Set down every entry again word for word, please, but skip the pictures.

### Record extracts
══════
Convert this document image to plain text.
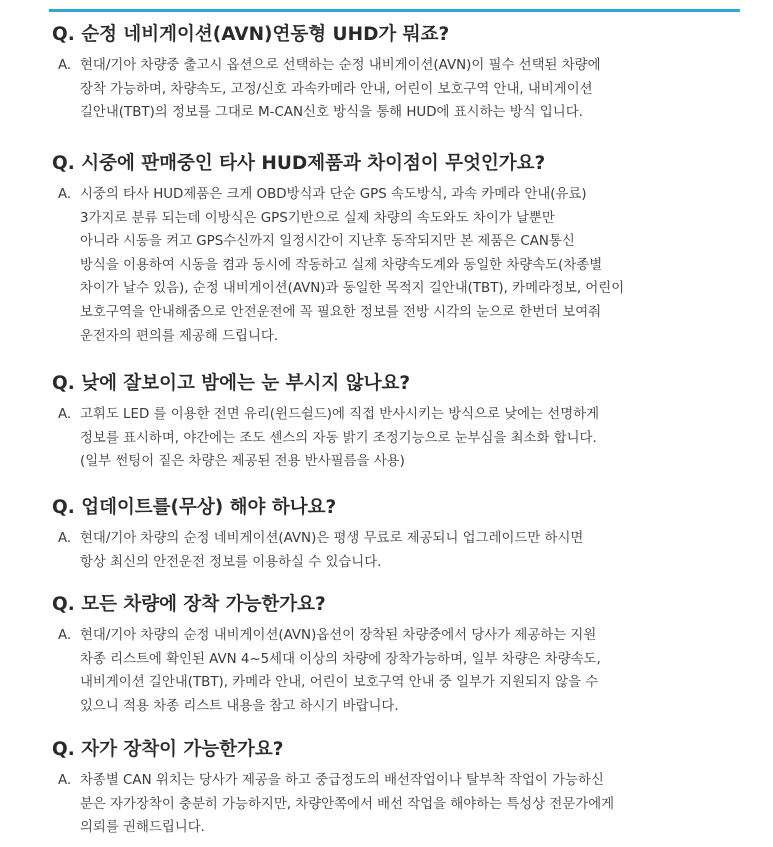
Q. 순정 네비게이션(AVN)연동형 UHD가 뭐죠?
A. 현대/기아 차량중 출고시 옵션으로 선택하는 순정 내비게이션(AVN)이 필수 선택된 차량에
장착 가능하며, 차량속도, 고정/신호 과속카메라 안내, 어린이 보호구역 안내, 내비게이션
길안내(TBT)의 정보를 그대로 M-CAN신호 방식을 통해 HUD에 표시하는 방식 입니다.
Q. 시중에 판매중인 타사 HUD제품과 차이점이 무엇인가요?
A. 시중의 타사 HUD제품은 크게 OBD방식과 단순 GPS 속도방식, 과속 카메라 안내(유료)
3가지로 분류 되는데 이방식은 GPS기반으로 실제 차량의 속도와도 차이가 날뿐만
아니라 시동을 켜고 GPS수신까지 일정시간이 지난후 동작되지만 본 제품은 CAN통신
방식을 이용하여 시동을 켬과 동시에 작동하고 실제 차량속도계와 동일한 차량속도(차종별
차이가 날수 있음), 순정 내비게이션(AVN)과 동일한 목적지 길안내(TBT), 카메라정보, 어린이
보호구역을 안내해줌으로 안전운전에 꼭 필요한 정보를 전방 시각의 눈으로 한번더 보여줘
운전자의 편의를 제공해 드립니다.
Q. 낮에 잘보이고 밤에는 눈 부시지 않나요?
A. 고휘도 LED 를 이용한 전면 유리(윈드쉴드)에 직접 반사시키는 방식으로 낮에는 선명하게
정보를 표시하며, 야간에는 조도 센스의 자동 밝기 조정기능으로 눈부심을 최소화 합니다.
(일부 썬팅이 짙은 차량은 제공된 전용 반사필름을 사용)
Q. 업데이트를(무상) 해야 하나요?
A. 현대/기아 차량의 순정 네비게이션(AVN)은 평생 무료로 제공되니 업그레이드만 하시면
항상 최신의 안전운전 정보를 이용하실 수 있습니다.
Q. 모든 차량에 장착 가능한가요?
A. 현대/기아 차량의 순정 내비게이션(AVN)옵션이 장착된 차량중에서 당사가 제공하는 지원
차종 리스트에 확인된 AVN 4~5세대 이상의 차량에 장착가능하며, 일부 차량은 차량속도,
내비게이션 길안내(TBT), 카메라 안내, 어린이 보호구역 안내 중 일부가 지원되지 않을 수
있으니 적용 차종 리스트 내용을 참고 하시기 바랍니다.
Q. 자가 장착이 가능한가요?
A. 차종별 CAN 위치는 당사가 제공을 하고 중급정도의 배선작업이나 탈부착 작업이 가능하신
분은 자가장착이 충분히 가능하지만, 차량안쪽에서 배선 작업을 해야하는 특성상 전문가에게
의뢰를 권해드립니다.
══════
### Answer to the task
Convert this document image to plain text.
Q. 순정 네비게이션(AVN)연동형 UHD가 뭐죠?
A. 현대/기아 차량중 출고시 옵션으로 선택하는 순정 내비게이션(AVN)이 필수 선택된 차량에
장착 가능하며, 차량속도, 고정/신호 과속카메라 안내, 어린이 보호구역 안내, 내비게이션
길안내(TBT)의 정보를 그대로 M-CAN신호 방식을 통해 HUD에 표시하는 방식 입니다.
Q. 시중에 판매중인 타사 HUD제품과 차이점이 무엇인가요?
A. 시중의 타사 HUD제품은 크게 OBD방식과 단순 GPS 속도방식, 과속 카메라 안내(유료)
3가지로 분류 되는데 이방식은 GPS기반으로 실제 차량의 속도와도 차이가 날뿐만
아니라 시동을 켜고 GPS수신까지 일정시간이 지난후 동작되지만 본 제품은 CAN통신
방식을 이용하여 시동을 켬과 동시에 작동하고 실제 차량속도계와 동일한 차량속도(차종별
차이가 날수 있음), 순정 내비게이션(AVN)과 동일한 목적지 길안내(TBT), 카메라정보, 어린이
보호구역을 안내해줌으로 안전운전에 꼭 필요한 정보를 전방 시각의 눈으로 한번더 보여줘
운전자의 편의를 제공해 드립니다.
Q. 낮에 잘보이고 밤에는 눈 부시지 않나요?
A. 고휘도 LED 를 이용한 전면 유리(윈드쉴드)에 직접 반사시키는 방식으로 낮에는 선명하게
정보를 표시하며, 야간에는 조도 센스의 자동 밝기 조정기능으로 눈부심을 최소화 합니다.
(일부 썬팅이 짙은 차량은 제공된 전용 반사필름을 사용)
Q. 업데이트를(무상) 해야 하나요?
A. 현대/기아 차량의 순정 네비게이션(AVN)은 평생 무료로 제공되니 업그레이드만 하시면
항상 최신의 안전운전 정보를 이용하실 수 있습니다.
Q. 모든 차량에 장착 가능한가요?
A. 현대/기아 차량의 순정 내비게이션(AVN)옵션이 장착된 차량중에서 당사가 제공하는 지원
차종 리스트에 확인된 AVN 4~5세대 이상의 차량에 장착가능하며, 일부 차량은 차량속도,
내비게이션 길안내(TBT), 카메라 안내, 어린이 보호구역 안내 중 일부가 지원되지 않을 수
있으니 적용 차종 리스트 내용을 참고 하시기 바랍니다.
Q. 자가 장착이 가능한가요?
A. 차종별 CAN 위치는 당사가 제공을 하고 중급정도의 배선작업이나 탈부착 작업이 가능하신
분은 자가장착이 충분히 가능하지만, 차량안쪽에서 배선 작업을 해야하는 특성상 전문가에게
의뢰를 권해드립니다.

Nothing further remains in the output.